• _Extrait du document_
L’ouverture d’une faillite de l’entreprise ( expression regroupant les procédures de sauvegarde, de redressement et de liquidation judiciaires ) est susceptible d’emporter des conséquences à l’égard de son dirigeant.

D’une part, il peut lui être reproché d’avoir, par sa faute, conduit l’entreprise à la faillite. Dans ce cas, la responsabilité du dirigeant constitue le fondement des sanctions prévues par la loi.

D’autre part, en dehors de toute responsabilité, la situation du dirigeant peut être affectée, que ce soit envers les caisses sociales, qui peuvent lui demander le paiement de cotisations jusqu’alors payées par l’entreprise, qu’envers ses droits au chômage.

Le présent article a pour objet de dresser un panorama de ces aspects.

-

I – Dans certaines circonstances, le dirigeant peut être sanctionné en raison de la faillite de l’entreprise.

La faillite de l’entreprise est en principe sans incidence sur la situation du dirigeant.

Ce n’est que dans de rares exceptions, où le dirigeant s’est soit enrichi aux dépens de l’entreprise, soit a gravement failli à sa mission, que la loi sanctionne le chef d’entreprise.

La loi relative aux procédures de faillite répartit les responsabilités et les sanctions en trois catégories :

-  la responsabilité pour insuffisance d’actif ;
-  la faillite personnelle et des autres mesures d’interdiction ;
-  la banqueroute et des autres infractions .

1°) La responsabilité pour insuffisance d’actif a des conséquences patrimoniales.

Par cette action, le dirigeant de droit ou de fait sera condamné à payer personnellement tout ou partie de l’insuffisance d’actif qui aurait été nécessaire pour couvrir le passif de l’entreprise.

Cette action n’est applicable au dirigeant qu’en cas de liquidation judiciaire. Elle n’est pas admise en cas de redressement ou de sauvegarde, sachant que, par définition, le plan permettra de payer l’intégralité du passif.

Le déclenchement de l’action appartient au liquidateur ou au ministère public, ainsi que dans certaines conditions aux créanciers nommés contrôleurs, et est enfermée dans un délai de prescription de trois ans courant à compter du jour du jugement ayant prononcé la liquidation.

• _Enregistrements fournis_
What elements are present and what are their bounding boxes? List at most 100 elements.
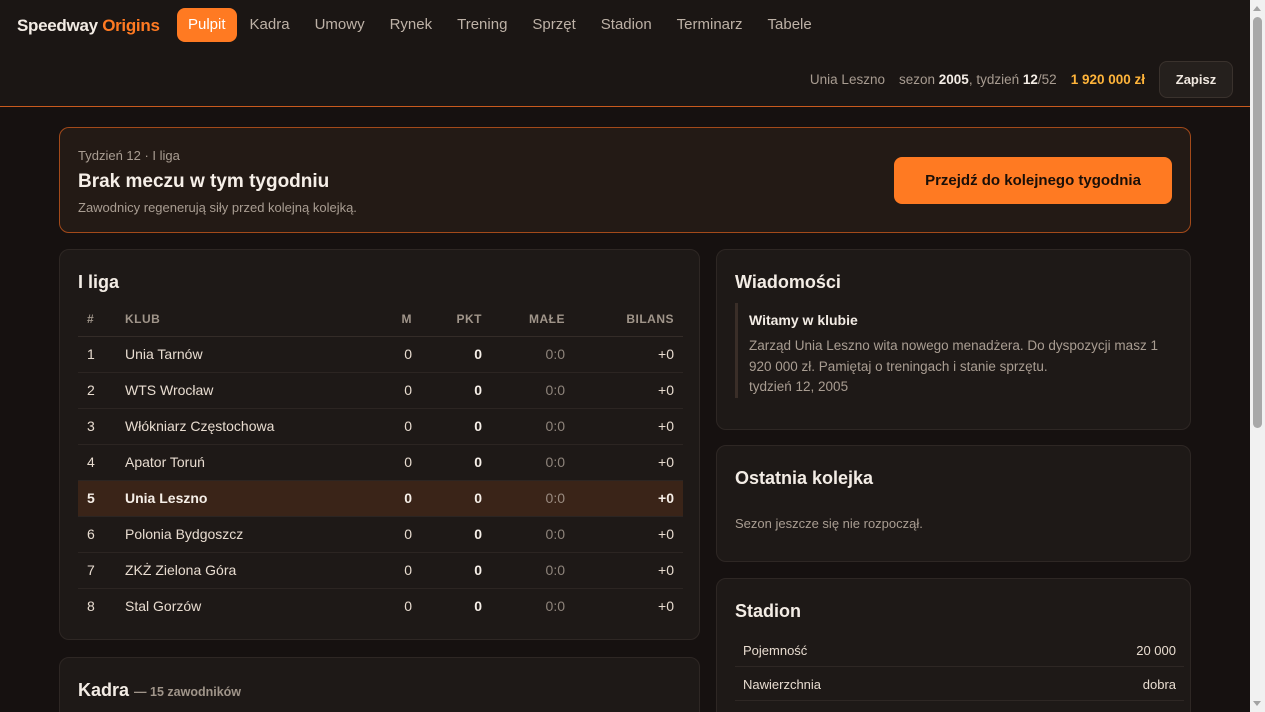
cell-pos: 8 xyxy=(87,598,95,615)
table-row[interactable]: 7 ZKŻ Zielona Góra 0 0 0:0 +0 xyxy=(78,552,683,589)
last-round-text: Sezon jeszcze się nie rozpoczął. xyxy=(735,516,923,531)
scroll-up-arrow-icon[interactable] xyxy=(1253,6,1261,11)
col-pos: # xyxy=(78,302,125,337)
cell-m: 0 xyxy=(371,516,421,553)
cell-pos: 2 xyxy=(78,372,125,409)
news-item-date: tydzień 12, 2005 xyxy=(749,379,849,394)
league-table: # KLUB M PKT MAŁE BILANS 1 Unia Tarnów 0 0 0… xyxy=(78,302,683,624)
stadium-capacity-label: Pojemność xyxy=(743,643,808,658)
cell-pos: 7 xyxy=(78,552,125,589)
cell-male: 0:0 xyxy=(545,598,565,615)
cell-club: Stal Gorzów xyxy=(125,598,202,615)
nav-trening[interactable]: Trening xyxy=(445,8,519,42)
league-title: I liga xyxy=(78,272,120,292)
cell-male: 0:0 xyxy=(491,408,574,445)
banner-title: Brak meczu w tym tygodniu xyxy=(78,171,330,192)
cell-pos: 5 xyxy=(78,480,125,517)
cell-m: 0 xyxy=(371,480,421,517)
last-round-title: Ostatnia kolejka xyxy=(735,468,874,488)
table-row[interactable]: 6 Polonia Bydgoszcz 0 0 0:0 +0 xyxy=(78,516,683,553)
table-header-row: # KLUB M PKT MAŁE BILANS xyxy=(78,302,683,337)
squad-count: — 15 zawodników xyxy=(134,685,242,699)
table-row[interactable]: 3 Włókniarz Częstochowa 0 0 0:0 +0 xyxy=(78,408,683,445)
col-club: KLUB xyxy=(125,302,371,337)
cell-m: 0 xyxy=(371,552,421,589)
cell-bilans: +0 xyxy=(574,336,683,373)
table-row[interactable]: 8 Stal Gorzów 0 0 0:0 +0 xyxy=(78,588,683,624)
app-logo[interactable]: Speedway Origins xyxy=(17,16,160,36)
table-row[interactable]: 1 Unia Tarnów 0 0 0:0 +0 xyxy=(78,336,683,373)
nav-sprzet[interactable]: Sprzęt xyxy=(520,8,587,42)
nav-rynek[interactable]: Rynek xyxy=(378,8,445,42)
cell-m: 0 xyxy=(371,444,421,481)
stadium-surface-label: Nawierzchnia xyxy=(743,677,822,692)
cell-pos: 3 xyxy=(78,408,125,445)
cell-pkt: 0 xyxy=(421,552,491,589)
table-row[interactable]: 4 Apator Toruń 0 0 0:0 +0 xyxy=(78,444,683,481)
budget: 1 920 000 zł xyxy=(1070,72,1145,87)
season-info: sezon 2005, tydzień 12/52 xyxy=(899,72,1057,87)
cell-club: Unia Tarnów xyxy=(125,336,371,373)
scroll-thumb[interactable] xyxy=(1253,17,1262,428)
col-male: MAŁE xyxy=(491,302,574,337)
save-button[interactable]: Zapisz xyxy=(1159,61,1233,98)
nav-tabele[interactable]: Tabele xyxy=(756,8,824,42)
next-week-button[interactable]: Przejdź do kolejnego tygodnia xyxy=(894,157,1172,204)
cell-male: 0:0 xyxy=(491,336,574,373)
cell-male: 0:0 xyxy=(491,516,574,553)
nav-pulpit[interactable]: Pulpit xyxy=(177,8,237,42)
cell-m: 0 xyxy=(371,372,421,409)
cell-pkt: 0 xyxy=(421,408,491,445)
squad-title-text: Kadra xyxy=(78,680,130,700)
cell-pos: 6 xyxy=(78,516,125,553)
col-bilans: BILANS xyxy=(574,302,683,337)
table-row[interactable]: 2 WTS Wrocław 0 0 0:0 +0 xyxy=(78,372,683,409)
cell-bilans: +0 xyxy=(658,598,674,615)
cell-pkt: 0 xyxy=(421,444,491,481)
cell-club: ZKŻ Zielona Góra xyxy=(125,552,371,589)
cell-pos: 1 xyxy=(78,336,125,373)
stadium-surface-value: dobra xyxy=(1142,677,1176,692)
cell-male: 0:0 xyxy=(491,480,574,517)
league-table-card: I liga # KLUB M PKT MAŁE BILANS 1 Unia Ta… xyxy=(59,249,700,640)
table-row[interactable]: 5 Unia Leszno 0 0 0:0 +0 xyxy=(78,480,683,517)
week-value: 12 xyxy=(1022,72,1038,87)
cell-pkt: 0 xyxy=(421,372,491,409)
cell-m: 0 xyxy=(404,598,412,615)
week-label: , tydzień xyxy=(968,72,1020,87)
nav-stadion[interactable]: Stadion xyxy=(589,8,664,42)
cell-male: 0:0 xyxy=(491,552,574,589)
col-pkt: PKT xyxy=(421,302,491,337)
logo-text-speedway: Speedway xyxy=(17,16,98,35)
cell-pkt: 0 xyxy=(421,516,491,553)
cell-m: 0 xyxy=(371,408,421,445)
stadium-title: Stadion xyxy=(735,601,801,621)
cell-pkt: 0 xyxy=(421,336,491,373)
nav-umowy[interactable]: Umowy xyxy=(303,8,377,42)
week-banner: Tydzień 12 · I liga Brak meczu w tym tyg… xyxy=(59,127,1191,233)
last-round-card: Ostatnia kolejka Sezon jeszcze się nie r… xyxy=(716,445,1191,562)
cell-pkt: 0 xyxy=(421,480,491,517)
season-value: 2005 xyxy=(938,72,969,87)
top-bar: Speedway Origins Pulpit Kadra Umowy Ryne… xyxy=(0,0,1250,107)
status-bar: Unia Leszno sezon 2005, tydzień 12/52 1 … xyxy=(810,72,1145,87)
news-card: Wiadomości Witamy w klubie Zarząd Unia L… xyxy=(716,249,1191,430)
squad-title: Kadra — 15 zawodników xyxy=(78,680,241,701)
scroll-down-arrow-icon[interactable] xyxy=(1253,701,1261,706)
cell-bilans: +0 xyxy=(574,444,683,481)
banner-kicker: Tydzień 12 · I liga xyxy=(78,148,180,163)
cell-club: WTS Wrocław xyxy=(125,372,371,409)
page-scrollbar[interactable] xyxy=(1250,0,1265,712)
nav-terminarz[interactable]: Terminarz xyxy=(665,8,755,42)
cell-bilans: +0 xyxy=(574,408,683,445)
cell-male: 0:0 xyxy=(491,444,574,481)
nav-kadra[interactable]: Kadra xyxy=(238,8,302,42)
col-m: M xyxy=(371,302,421,337)
cell-bilans: +0 xyxy=(574,372,683,409)
news-title: Wiadomości xyxy=(735,272,841,292)
club-name: Unia Leszno xyxy=(809,72,885,87)
news-item: Witamy w klubie Zarząd Unia Leszno wita … xyxy=(735,303,1174,398)
news-item-title: Witamy w klubie xyxy=(749,312,858,328)
stadium-row-capacity: Pojemność 20 000 xyxy=(735,633,1184,667)
cell-male: 0:0 xyxy=(491,372,574,409)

• _Consigne 1_
Recopiez mot pour mot le passage de l'extrait qui va de « I – Dans certaines » à « le chef d’entreprise. ».
• _Consigne 2_
Selon l'extrait, en quelles catégories la loi relative aux procédures de faillite répartit-elle les responsabilités et les sanctions ? Citez-les toutes.
Ces enregistrements proviennent d'une autre source que l'extrait.

• _Réponse complète 1_
I – Dans certaines circonstances, le dirigeant peut être sanctionné en raison de la faillite de l’entreprise.

La faillite de l’entreprise est en principe sans incidence sur la situation du dirigeant.

Ce n’est que dans de rares exceptions, où le dirigeant s’est soit enrichi aux dépens de l’entreprise, soit a gravement failli à sa mission, que la loi sanctionne le chef d’entreprise.

• _Réponse complète 2_
- la responsabilité pour insuffisance d'actif
- la faillite personnelle et des autres mesures d'interdiction
- la banqueroute et des autres infractions